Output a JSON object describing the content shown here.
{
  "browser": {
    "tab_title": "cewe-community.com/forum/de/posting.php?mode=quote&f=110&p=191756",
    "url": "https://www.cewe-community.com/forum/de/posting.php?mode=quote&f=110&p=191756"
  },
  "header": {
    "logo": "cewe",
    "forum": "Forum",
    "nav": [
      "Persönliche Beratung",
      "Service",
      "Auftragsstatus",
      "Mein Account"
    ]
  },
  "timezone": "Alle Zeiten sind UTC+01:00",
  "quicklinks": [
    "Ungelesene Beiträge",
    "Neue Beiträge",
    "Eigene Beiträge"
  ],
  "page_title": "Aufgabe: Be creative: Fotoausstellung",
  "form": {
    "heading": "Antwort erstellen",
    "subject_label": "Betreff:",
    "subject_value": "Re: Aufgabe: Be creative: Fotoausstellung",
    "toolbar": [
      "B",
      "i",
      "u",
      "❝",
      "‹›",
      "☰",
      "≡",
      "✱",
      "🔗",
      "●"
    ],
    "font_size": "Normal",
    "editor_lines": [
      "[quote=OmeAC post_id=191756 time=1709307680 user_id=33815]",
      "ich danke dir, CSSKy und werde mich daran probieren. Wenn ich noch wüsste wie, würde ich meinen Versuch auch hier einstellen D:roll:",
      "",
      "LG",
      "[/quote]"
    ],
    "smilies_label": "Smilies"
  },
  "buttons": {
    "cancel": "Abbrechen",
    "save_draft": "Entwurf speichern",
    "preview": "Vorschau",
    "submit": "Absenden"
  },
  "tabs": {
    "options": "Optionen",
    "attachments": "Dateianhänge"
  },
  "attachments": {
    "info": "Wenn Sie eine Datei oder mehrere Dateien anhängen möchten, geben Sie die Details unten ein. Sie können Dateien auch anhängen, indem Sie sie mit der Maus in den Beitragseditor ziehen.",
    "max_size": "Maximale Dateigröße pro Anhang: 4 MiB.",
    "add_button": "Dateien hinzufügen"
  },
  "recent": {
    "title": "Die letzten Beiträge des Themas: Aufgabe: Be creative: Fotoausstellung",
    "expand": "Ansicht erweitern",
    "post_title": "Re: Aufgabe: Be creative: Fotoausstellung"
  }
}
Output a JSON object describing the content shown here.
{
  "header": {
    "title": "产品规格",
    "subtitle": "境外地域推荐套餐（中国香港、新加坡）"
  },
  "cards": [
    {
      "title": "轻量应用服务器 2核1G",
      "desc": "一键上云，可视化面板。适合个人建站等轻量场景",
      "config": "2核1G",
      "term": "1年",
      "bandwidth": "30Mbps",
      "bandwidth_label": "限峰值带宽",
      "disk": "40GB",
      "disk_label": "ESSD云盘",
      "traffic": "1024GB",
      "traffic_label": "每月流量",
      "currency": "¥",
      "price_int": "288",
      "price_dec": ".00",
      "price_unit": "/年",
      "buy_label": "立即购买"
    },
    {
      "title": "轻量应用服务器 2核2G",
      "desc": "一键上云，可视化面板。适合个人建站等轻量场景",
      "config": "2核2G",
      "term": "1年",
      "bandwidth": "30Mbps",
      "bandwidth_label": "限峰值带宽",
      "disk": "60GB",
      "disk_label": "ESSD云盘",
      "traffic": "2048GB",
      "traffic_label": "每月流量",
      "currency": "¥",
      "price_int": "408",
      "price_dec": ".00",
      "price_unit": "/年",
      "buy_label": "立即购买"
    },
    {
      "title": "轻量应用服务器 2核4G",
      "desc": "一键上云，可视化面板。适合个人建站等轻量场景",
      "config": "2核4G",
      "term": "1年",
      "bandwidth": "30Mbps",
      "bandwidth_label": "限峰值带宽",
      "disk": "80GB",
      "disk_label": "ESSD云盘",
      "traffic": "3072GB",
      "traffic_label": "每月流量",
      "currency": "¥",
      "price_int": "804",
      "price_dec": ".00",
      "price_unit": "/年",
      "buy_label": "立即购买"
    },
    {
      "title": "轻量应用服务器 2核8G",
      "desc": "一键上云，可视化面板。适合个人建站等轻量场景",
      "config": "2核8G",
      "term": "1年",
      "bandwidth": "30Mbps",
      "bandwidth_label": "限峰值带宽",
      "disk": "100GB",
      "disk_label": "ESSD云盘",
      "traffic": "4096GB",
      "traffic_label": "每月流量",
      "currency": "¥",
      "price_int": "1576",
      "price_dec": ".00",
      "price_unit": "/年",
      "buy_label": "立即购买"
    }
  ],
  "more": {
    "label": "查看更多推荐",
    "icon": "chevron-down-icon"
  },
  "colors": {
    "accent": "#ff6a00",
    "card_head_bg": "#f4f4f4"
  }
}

◆ ◆ ◆ ◆ ◆

• _Exercise brief_: Reproduce the material above without altering a single character.

• _Task solution_:
Output a JSON object describing the content shown here.
{
  "browser": {
    "tab_title": "cewe-community.com/forum/de/posting.php?mode=quote&f=110&p=191756",
    "url": "https://www.cewe-community.com/forum/de/posting.php?mode=quote&f=110&p=191756"
  },
  "header": {
    "logo": "cewe",
    "forum": "Forum",
    "nav": [
      "Persönliche Beratung",
      "Service",
      "Auftragsstatus",
      "Mein Account"
    ]
  },
  "timezone": "Alle Zeiten sind UTC+01:00",
  "quicklinks": [
    "Ungelesene Beiträge",
    "Neue Beiträge",
    "Eigene Beiträge"
  ],
  "page_title": "Aufgabe: Be creative: Fotoausstellung",
  "form": {
    "heading": "Antwort erstellen",
    "subject_label": "Betreff:",
    "subject_value": "Re: Aufgabe: Be creative: Fotoausstellung",
    "toolbar": [
      "B",
      "i",
      "u",
      "❝",
      "‹›",
      "☰",
      "≡",
      "✱",
      "🔗",
      "●"
    ],
    "font_size": "Normal",
    "editor_lines": [
      "[quote=OmeAC post_id=191756 time=1709307680 user_id=33815]",
      "ich danke dir, CSSKy und werde mich daran probieren. Wenn ich noch wüsste wie, würde ich meinen Versuch auch hier einstellen D:roll:",
      "",
      "LG",
      "[/quote]"
    ],
    "smilies_label": "Smilies"
  },
  "buttons": {
    "cancel": "Abbrechen",
    "save_draft": "Entwurf speichern",
    "preview": "Vorschau",
    "submit": "Absenden"
  },
  "tabs": {
    "options": "Optionen",
    "attachments": "Dateianhänge"
  },
  "attachments": {
    "info": "Wenn Sie eine Datei oder mehrere Dateien anhängen möchten, geben Sie die Details unten ein. Sie können Dateien auch anhängen, indem Sie sie mit der Maus in den Beitragseditor ziehen.",
    "max_size": "Maximale Dateigröße pro Anhang: 4 MiB.",
    "add_button": "Dateien hinzufügen"
  },
  "recent": {
    "title": "Die letzten Beiträge des Themas: Aufgabe: Be creative: Fotoausstellung",
    "expand": "Ansicht erweitern",
    "post_title": "Re: Aufgabe: Be creative: Fotoausstellung"
  }
}
Output a JSON object describing the content shown here.
{
  "header": {
    "title": "产品规格",
    "subtitle": "境外地域推荐套餐（中国香港、新加坡）"
  },
  "cards": [
    {
      "title": "轻量应用服务器 2核1G",
      "desc": "一键上云，可视化面板。适合个人建站等轻量场景",
      "config": "2核1G",
      "term": "1年",
      "bandwidth": "30Mbps",
      "bandwidth_label": "限峰值带宽",
      "disk": "40GB",
      "disk_label": "ESSD云盘",
      "traffic": "1024GB",
      "traffic_label": "每月流量",
      "currency": "¥",
      "price_int": "288",
      "price_dec": ".00",
      "price_unit": "/年",
      "buy_label": "立即购买"
    },
    {
      "title": "轻量应用服务器 2核2G",
      "desc": "一键上云，可视化面板。适合个人建站等轻量场景",
      "config": "2核2G",
      "term": "1年",
      "bandwidth": "30Mbps",
      "bandwidth_label": "限峰值带宽",
      "disk": "60GB",
      "disk_label": "ESSD云盘",
      "traffic": "2048GB",
      "traffic_label": "每月流量",
      "currency": "¥",
      "price_int": "408",
      "price_dec": ".00",
      "price_unit": "/年",
      "buy_label": "立即购买"
    },
    {
      "title": "轻量应用服务器 2核4G",
      "desc": "一键上云，可视化面板。适合个人建站等轻量场景",
      "config": "2核4G",
      "term": "1年",
      "bandwidth": "30Mbps",
      "bandwidth_label": "限峰值带宽",
      "disk": "80GB",
      "disk_label": "ESSD云盘",
      "traffic": "3072GB",
      "traffic_label": "每月流量",
      "currency": "¥",
      "price_int": "804",
      "price_dec": ".00",
      "price_unit": "/年",
      "buy_label": "立即购买"
    },
    {
      "title": "轻量应用服务器 2核8G",
      "desc": "一键上云，可视化面板。适合个人建站等轻量场景",
      "config": "2核8G",
      "term": "1年",
      "bandwidth": "30Mbps",
      "bandwidth_label": "限峰值带宽",
      "disk": "100GB",
      "disk_label": "ESSD云盘",
      "traffic": "4096GB",
      "traffic_label": "每月流量",
      "currency": "¥",
      "price_int": "1576",
      "price_dec": ".00",
      "price_unit": "/年",
      "buy_label": "立即购买"
    }
  ],
  "more": {
    "label": "查看更多推荐",
    "icon": "chevron-down-icon"
  },
  "colors": {
    "accent": "#ff6a00",
    "card_head_bg": "#f4f4f4"
  }
}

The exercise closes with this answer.